- **TASK REQUIREMENTS**:
1: In the readme feedback, what does Grover's algorithm do to AES-256?
2: Continue the readme feedback on the encryption tool's security claims from its last paragraph.

BEGIN DOCUMENT PASSAGE

Responding here, as you sent an email asking for feedback. Took a look at your readme, looks like a neat concept so do share teh code! But there there's some innaccuracies here that jumped out at me:


- **Quantum-resistant** - Current quantum computers cannot break AES-256 encryption

AES-256 is quantum-tolerant, NOT quantum-resistant. Grover's algorithm halves effective key strength, reducing AES-256 to ~128-bit security. So, you should probably just say that AES-256 remains secure against known quantum attacks, though it is NOT post-quantum cryptography.


- **Forward Secrecy** - Each file uses unique cryptographic materials

This doesn't sound like forward secrecy. Since forward secrecy requires ephemeral key exchange and your PBKDF2(password, salt) does not provide that. SO if the password is compromised, all files are compromised.

Just say something like "Key separation per file" or "per-file key derivation" instead.


7. **OWASP 2024 Compliant** - Meets latest security guidelines for key derivation

WDYM? OWASP does NOT certify or formally "approve" encryption tools. They're just guidelines, and are for application security guidance, not cryptographic standards.

Likewise, there's a lot of other HIPAA / GDPR / PCI-DSS compliance claims which are just plain legal misrepresentation.

Compliance is organizational + procedural, not a property of a binary. Encryption alone ≠ HIPAA / GDPR / PCI compliance, and not to mention that executable password notebooks are explicitly risky under PCI rules.

The NIST-compliant RNG claim is also defo wrong, since NIST never certifies CryptGenRandom per application, compliance depends on mode, provider, and configuration


## 🛡️ Unbreakable Security Architecture

You can't ever claim anything like this is unbreakable. Password-based encryption is only as strong as the password. Also malware, memory scraping, keyloggers, debugging, or side-channels are out of scope. No serious crypto system claims "unbreakable".

END DOCUMENT PASSAGE
BEGIN RECORD SET

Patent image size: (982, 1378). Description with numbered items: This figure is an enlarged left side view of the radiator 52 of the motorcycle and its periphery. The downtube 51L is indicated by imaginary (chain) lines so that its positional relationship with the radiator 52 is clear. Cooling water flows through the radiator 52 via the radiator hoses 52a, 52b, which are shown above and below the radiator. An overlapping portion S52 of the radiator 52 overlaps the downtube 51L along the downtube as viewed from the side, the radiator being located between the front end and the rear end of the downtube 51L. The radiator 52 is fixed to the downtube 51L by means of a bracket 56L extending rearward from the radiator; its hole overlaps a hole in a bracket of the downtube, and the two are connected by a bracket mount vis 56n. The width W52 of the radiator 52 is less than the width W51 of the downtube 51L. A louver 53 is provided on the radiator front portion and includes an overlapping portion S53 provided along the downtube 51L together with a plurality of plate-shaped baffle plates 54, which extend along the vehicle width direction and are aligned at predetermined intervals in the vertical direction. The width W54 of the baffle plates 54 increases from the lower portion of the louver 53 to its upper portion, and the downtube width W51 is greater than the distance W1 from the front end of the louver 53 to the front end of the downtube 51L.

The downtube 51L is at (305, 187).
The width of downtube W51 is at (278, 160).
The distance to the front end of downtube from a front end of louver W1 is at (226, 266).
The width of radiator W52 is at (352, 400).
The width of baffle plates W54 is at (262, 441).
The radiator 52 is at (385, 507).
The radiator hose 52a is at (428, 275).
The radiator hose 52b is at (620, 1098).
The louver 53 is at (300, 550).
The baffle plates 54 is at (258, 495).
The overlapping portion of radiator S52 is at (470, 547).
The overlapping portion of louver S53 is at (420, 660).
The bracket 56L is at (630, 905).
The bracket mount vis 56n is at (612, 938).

END RECORD SET

- **ACTIVITY ANSWERS**:
1: It halves the effective key strength, reducing AES-256 to about 128-bit security.

2:
- **CBC Mode** - Industry-proven cipher block chaining for maximum compatibility

AES-CBC is legacy, not misuse-resistant and requires flawless MAC-before-decrypt discipline. Something like GCM, ChaCha20-Poly1305, or AES-SIV are objectively safer nowadays. And yeah, CBC+HMAC is acceptable, but calling it superior or best practice in 2026 is misleading.


- **600,000 iterations** - Meets OWASP 2024 guidelines, making brute-force attacks computationally infeasible

I could be wrong here, but isn't PBKDF2 very GPU-friendly. And 600k iterations is very feasible, esp for weak passwords. Why not use Argon2id instead. Maybe just say that it raises the cost of brute-force attacks, not makes them infeasible.


- 8 characters = **95^8 = 6.6 quadrillion possible combinations**

This is a classic crypto fallacy. Policy requirements don't mean uniform entropy, and humans almost never choose passwords randomly. Entropy is not keyspace maths.


**ZeroShadow** is not just another encrypted notepad—it's a revolution in personal data security. Every file you create is a completely standalone, self-executing encrypted application that requires no installation, no external software, and leaves zero traces on any system.

fr??? Currently you're only supporting Windows. And deliverying via a Win .exe

Windows executable loading leaves LOADS of traces. Think prefetch entries, memory artifacts, pagefile risk (VirtualLock is not guaranteed) and course all the AV telemetry, crash dumps and anything else running at a low level.